Do this
Find and copy each line of the records where the string "sekolah" shows up.
------------------------------
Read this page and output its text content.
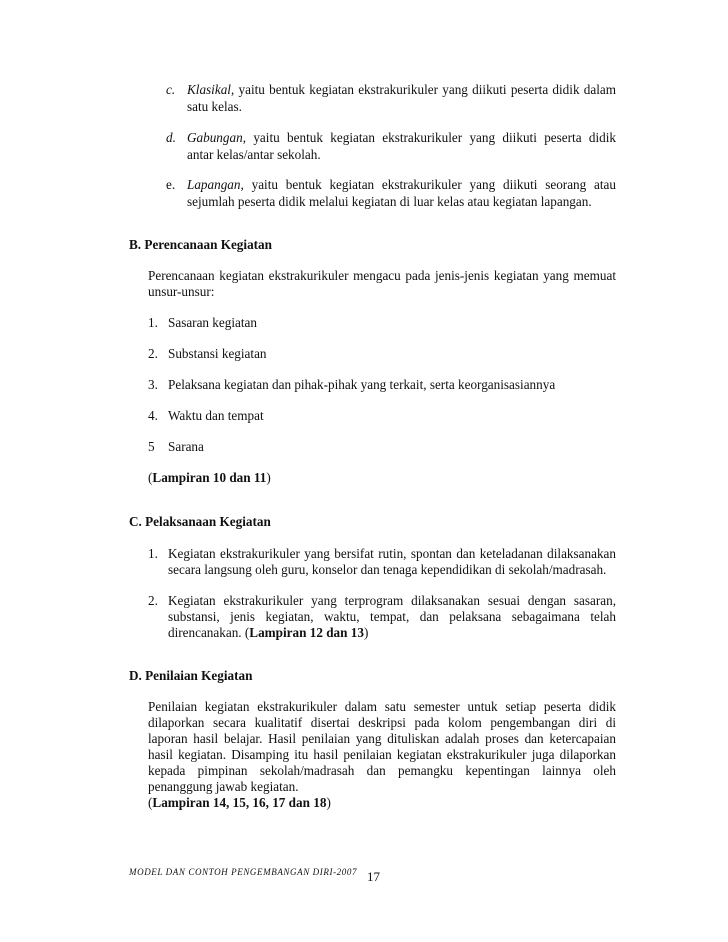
c. Klasikal, yaitu bentuk kegiatan ekstrakurikuler yang diikuti peserta didik dalam
satu kelas.
d. Gabungan, yaitu bentuk kegiatan ekstrakurikuler yang diikuti peserta didik
antar kelas/antar sekolah.
e. Lapangan, yaitu bentuk kegiatan ekstrakurikuler yang diikuti seorang atau
sejumlah peserta didik melalui kegiatan di luar kelas atau kegiatan lapangan.
B. Perencanaan Kegiatan
Perencanaan kegiatan ekstrakurikuler mengacu pada jenis-jenis kegiatan yang memuat
unsur-unsur:
1. Sasaran kegiatan
2. Substansi kegiatan
3. Pelaksana kegiatan dan pihak-pihak yang terkait, serta keorganisasiannya
4. Waktu dan tempat
5 Sarana
(Lampiran 10 dan 11)
C. Pelaksanaan Kegiatan
1. Kegiatan ekstrakurikuler yang bersifat rutin, spontan dan keteladanan dilaksanakan
secara langsung oleh guru, konselor dan tenaga kependidikan di sekolah/madrasah.
2. Kegiatan ekstrakurikuler yang terprogram dilaksanakan sesuai dengan sasaran,
substansi, jenis kegiatan, waktu, tempat, dan pelaksana sebagaimana telah
direncanakan. (Lampiran 12 dan 13)
D. Penilaian Kegiatan
Penilaian kegiatan ekstrakurikuler dalam satu semester untuk setiap peserta didik
dilaporkan secara kualitatif disertai deskripsi pada kolom pengembangan diri di
laporan hasil belajar. Hasil penilaian yang dituliskan adalah proses dan ketercapaian
hasil kegiatan. Disamping itu hasil penilaian kegiatan ekstrakurikuler juga dilaporkan
kepada pimpinan sekolah/madrasah dan pemangku kepentingan lainnya oleh
penanggung jawab kegiatan.
(Lampiran 14, 15, 16, 17 dan 18)
MODEL DAN CONTOH PENGEMBANGAN DIRI-2007 17
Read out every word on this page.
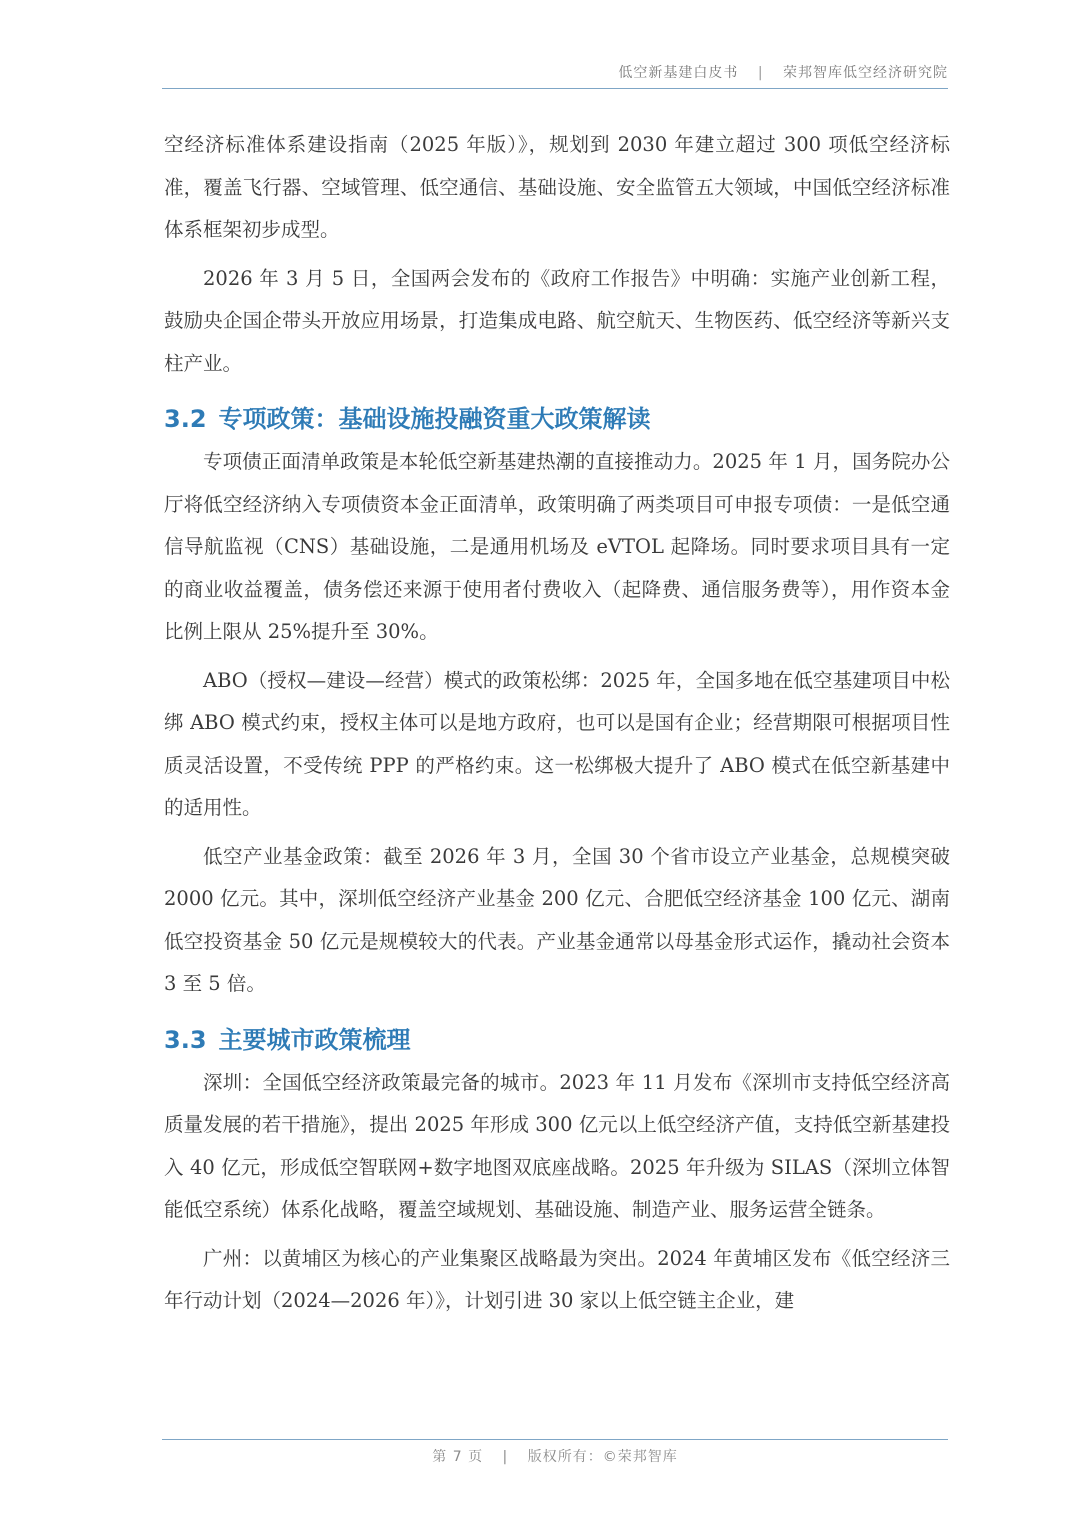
低空新基建白皮书 | 荣邦智库低空经济研究院

空经济标准体系建设指南（2025 年版）》，规划到 2030 年建立超过 300 项低空经济标准，覆盖飞行器、空域管理、低空通信、基础设施、安全监管五大领域，中国低空经济标准体系框架初步成型。

2026 年 3 月 5 日，全国两会发布的《政府工作报告》中明确：实施产业创新工程，鼓励央企国企带头开放应用场景，打造集成电路、航空航天、生物医药、低空经济等新兴支柱产业。

3.2 专项政策：基础设施投融资重大政策解读

专项债正面清单政策是本轮低空新基建热潮的直接推动力。2025 年 1 月，国务院办公厅将低空经济纳入专项债资本金正面清单，政策明确了两类项目可申报专项债：一是低空通信导航监视（CNS）基础设施，二是通用机场及 eVTOL 起降场。同时要求项目具有一定的商业收益覆盖，债务偿还来源于使用者付费收入（起降费、通信服务费等），用作资本金比例上限从 25%提升至 30%。

ABO（授权—建设—经营）模式的政策松绑：2025 年，全国多地在低空基建项目中松绑 ABO 模式约束，授权主体可以是地方政府，也可以是国有企业；经营期限可根据项目性质灵活设置，不受传统 PPP 的严格约束。这一松绑极大提升了 ABO 模式在低空新基建中的适用性。

低空产业基金政策：截至 2026 年 3 月，全国 30 个省市设立产业基金，总规模突破 2000 亿元。其中，深圳低空经济产业基金 200 亿元、合肥低空经济基金 100 亿元、湖南低空投资基金 50 亿元是规模较大的代表。产业基金通常以母基金形式运作，撬动社会资本 3 至 5 倍。

3.3 主要城市政策梳理

深圳：全国低空经济政策最完备的城市。2023 年 11 月发布《深圳市支持低空经济高质量发展的若干措施》，提出 2025 年形成 300 亿元以上低空经济产值，支持低空新基建投入 40 亿元，形成低空智联网+数字地图双底座战略。2025 年升级为 SILAS（深圳立体智能低空系统）体系化战略，覆盖空域规划、基础设施、制造产业、服务运营全链条。

广州：以黄埔区为核心的产业集聚区战略最为突出。2024 年黄埔区发布《低空经济三年行动计划（2024—2026 年）》，计划引进 30 家以上低空链主企业，建

第 7 页 | 版权所有：©荣邦智库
------------------------------
Solution for this task
antar kelas/antar sekolah.
secara langsung oleh guru, konselor dan tenaga kependidikan di sekolah/madrasah.
kepada pimpinan sekolah/madrasah dan pemangku kepentingan lainnya oleh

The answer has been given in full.